>> begin Data excerpts
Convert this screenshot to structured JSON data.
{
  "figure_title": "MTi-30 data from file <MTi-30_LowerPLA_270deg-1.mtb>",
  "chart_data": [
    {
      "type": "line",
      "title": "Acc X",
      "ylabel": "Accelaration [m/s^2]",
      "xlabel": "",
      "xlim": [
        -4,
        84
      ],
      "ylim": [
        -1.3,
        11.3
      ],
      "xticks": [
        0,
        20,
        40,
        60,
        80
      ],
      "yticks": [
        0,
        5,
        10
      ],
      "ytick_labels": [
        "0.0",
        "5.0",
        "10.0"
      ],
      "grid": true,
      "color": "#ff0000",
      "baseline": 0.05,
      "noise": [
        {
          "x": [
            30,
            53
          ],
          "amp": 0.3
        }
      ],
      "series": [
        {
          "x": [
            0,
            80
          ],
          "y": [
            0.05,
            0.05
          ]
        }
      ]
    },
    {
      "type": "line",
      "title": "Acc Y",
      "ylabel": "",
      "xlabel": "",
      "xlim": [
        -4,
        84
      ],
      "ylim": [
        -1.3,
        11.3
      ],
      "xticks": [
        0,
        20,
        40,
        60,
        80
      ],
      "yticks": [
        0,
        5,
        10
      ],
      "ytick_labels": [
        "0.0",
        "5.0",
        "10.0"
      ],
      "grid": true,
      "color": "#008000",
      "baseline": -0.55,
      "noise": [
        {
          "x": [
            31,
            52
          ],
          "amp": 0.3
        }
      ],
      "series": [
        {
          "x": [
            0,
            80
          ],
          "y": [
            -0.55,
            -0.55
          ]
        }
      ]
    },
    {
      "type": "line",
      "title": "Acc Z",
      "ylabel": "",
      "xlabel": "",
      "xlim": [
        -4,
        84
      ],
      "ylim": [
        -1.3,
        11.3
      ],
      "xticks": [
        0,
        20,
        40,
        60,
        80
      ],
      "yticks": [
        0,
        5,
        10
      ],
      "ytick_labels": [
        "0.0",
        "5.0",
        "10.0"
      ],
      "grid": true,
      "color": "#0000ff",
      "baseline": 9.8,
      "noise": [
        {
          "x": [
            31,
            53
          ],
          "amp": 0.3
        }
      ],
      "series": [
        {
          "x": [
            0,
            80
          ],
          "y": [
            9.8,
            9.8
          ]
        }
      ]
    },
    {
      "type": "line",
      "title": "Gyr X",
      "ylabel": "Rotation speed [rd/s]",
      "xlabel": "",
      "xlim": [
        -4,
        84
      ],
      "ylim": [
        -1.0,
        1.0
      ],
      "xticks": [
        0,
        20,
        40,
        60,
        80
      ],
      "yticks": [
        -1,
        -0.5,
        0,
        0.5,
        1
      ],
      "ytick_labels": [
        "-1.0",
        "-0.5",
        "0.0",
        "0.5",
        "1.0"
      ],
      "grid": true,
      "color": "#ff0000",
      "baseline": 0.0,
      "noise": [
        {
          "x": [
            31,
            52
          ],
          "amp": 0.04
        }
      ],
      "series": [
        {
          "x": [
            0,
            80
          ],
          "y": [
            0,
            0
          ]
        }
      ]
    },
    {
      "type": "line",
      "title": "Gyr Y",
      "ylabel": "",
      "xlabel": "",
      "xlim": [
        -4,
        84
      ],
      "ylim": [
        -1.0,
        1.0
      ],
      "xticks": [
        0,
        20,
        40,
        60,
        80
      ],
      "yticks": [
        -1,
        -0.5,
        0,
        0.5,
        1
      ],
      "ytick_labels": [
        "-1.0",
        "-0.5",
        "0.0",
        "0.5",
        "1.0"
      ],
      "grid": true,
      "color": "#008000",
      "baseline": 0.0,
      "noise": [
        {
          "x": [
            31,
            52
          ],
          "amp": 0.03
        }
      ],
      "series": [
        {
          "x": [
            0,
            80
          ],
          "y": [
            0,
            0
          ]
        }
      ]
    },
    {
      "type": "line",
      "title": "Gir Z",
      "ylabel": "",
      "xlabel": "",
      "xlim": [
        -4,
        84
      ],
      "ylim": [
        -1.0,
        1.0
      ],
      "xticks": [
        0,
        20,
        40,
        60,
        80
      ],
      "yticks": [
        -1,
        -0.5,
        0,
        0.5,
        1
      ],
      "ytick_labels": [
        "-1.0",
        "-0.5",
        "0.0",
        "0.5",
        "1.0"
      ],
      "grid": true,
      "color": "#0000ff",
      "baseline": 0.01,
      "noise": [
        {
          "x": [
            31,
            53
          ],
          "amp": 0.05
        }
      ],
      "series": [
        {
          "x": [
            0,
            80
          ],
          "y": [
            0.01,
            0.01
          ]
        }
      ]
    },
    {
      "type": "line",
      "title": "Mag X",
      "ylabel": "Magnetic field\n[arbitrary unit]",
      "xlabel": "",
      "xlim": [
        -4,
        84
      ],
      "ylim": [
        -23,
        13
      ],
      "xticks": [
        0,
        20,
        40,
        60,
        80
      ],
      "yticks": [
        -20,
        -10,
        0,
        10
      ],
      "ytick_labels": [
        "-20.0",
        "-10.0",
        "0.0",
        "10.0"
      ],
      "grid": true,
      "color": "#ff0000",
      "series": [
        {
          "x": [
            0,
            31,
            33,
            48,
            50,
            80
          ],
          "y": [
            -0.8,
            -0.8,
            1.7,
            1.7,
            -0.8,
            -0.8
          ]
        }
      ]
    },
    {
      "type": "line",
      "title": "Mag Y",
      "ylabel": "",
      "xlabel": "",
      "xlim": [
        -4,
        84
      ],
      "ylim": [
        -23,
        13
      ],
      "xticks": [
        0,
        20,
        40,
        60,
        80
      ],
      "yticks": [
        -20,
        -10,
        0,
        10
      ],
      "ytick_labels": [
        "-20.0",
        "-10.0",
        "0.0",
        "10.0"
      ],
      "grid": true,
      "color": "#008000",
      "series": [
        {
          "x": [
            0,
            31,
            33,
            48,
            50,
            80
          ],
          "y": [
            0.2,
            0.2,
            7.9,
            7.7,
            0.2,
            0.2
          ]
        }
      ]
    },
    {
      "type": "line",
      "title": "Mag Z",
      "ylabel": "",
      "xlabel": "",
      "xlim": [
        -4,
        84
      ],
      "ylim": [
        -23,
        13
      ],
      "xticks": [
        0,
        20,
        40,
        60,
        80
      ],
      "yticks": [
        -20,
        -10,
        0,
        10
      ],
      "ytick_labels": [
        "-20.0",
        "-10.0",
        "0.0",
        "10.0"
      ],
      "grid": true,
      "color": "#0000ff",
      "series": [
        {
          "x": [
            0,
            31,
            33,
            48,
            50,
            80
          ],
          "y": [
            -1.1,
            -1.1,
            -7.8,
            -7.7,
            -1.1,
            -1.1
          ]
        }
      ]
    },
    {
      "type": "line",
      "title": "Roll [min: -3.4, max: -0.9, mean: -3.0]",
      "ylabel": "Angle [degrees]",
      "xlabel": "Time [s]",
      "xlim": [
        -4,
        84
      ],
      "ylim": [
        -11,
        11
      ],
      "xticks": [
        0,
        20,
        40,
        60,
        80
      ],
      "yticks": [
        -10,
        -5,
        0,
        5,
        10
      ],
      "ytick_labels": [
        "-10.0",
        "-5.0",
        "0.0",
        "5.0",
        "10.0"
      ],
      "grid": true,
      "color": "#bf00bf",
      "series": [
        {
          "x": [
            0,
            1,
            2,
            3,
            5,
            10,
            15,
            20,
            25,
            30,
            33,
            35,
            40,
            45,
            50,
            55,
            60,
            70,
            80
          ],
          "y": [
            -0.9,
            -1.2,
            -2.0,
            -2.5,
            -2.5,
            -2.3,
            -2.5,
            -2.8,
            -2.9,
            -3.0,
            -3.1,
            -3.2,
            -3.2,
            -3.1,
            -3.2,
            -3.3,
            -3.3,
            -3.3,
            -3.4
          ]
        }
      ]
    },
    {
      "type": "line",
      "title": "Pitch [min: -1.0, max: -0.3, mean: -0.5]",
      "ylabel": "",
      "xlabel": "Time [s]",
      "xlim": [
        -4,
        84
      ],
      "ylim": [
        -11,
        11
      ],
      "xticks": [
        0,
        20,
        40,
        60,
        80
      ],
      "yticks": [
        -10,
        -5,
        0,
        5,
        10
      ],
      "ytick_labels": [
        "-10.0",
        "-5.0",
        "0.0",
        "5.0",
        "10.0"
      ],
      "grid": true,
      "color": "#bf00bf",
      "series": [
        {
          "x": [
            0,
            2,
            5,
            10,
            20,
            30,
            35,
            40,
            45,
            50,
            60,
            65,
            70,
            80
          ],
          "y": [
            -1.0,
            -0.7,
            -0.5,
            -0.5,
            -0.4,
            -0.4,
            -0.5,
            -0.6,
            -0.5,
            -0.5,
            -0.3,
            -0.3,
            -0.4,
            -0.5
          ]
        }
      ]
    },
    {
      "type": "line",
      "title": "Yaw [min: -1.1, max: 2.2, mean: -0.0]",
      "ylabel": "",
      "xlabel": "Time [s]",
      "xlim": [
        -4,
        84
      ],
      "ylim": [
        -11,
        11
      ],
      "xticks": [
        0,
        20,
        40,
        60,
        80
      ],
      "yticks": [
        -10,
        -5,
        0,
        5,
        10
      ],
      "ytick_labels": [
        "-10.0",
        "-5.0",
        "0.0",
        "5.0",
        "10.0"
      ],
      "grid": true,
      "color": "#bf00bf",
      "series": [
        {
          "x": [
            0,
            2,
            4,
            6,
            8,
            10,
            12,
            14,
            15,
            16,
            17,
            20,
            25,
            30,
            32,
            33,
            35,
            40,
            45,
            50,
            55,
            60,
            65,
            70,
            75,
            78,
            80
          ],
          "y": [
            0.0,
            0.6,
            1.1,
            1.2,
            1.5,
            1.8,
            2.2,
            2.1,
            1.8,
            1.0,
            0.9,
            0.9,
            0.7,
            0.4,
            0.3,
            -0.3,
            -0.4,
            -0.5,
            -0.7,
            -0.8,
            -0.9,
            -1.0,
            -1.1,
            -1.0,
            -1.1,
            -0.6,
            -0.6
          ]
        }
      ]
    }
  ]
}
>> end Data excerpts
Determine how many lines of the listing above hold the word "baseline". Report that number without anything else.

6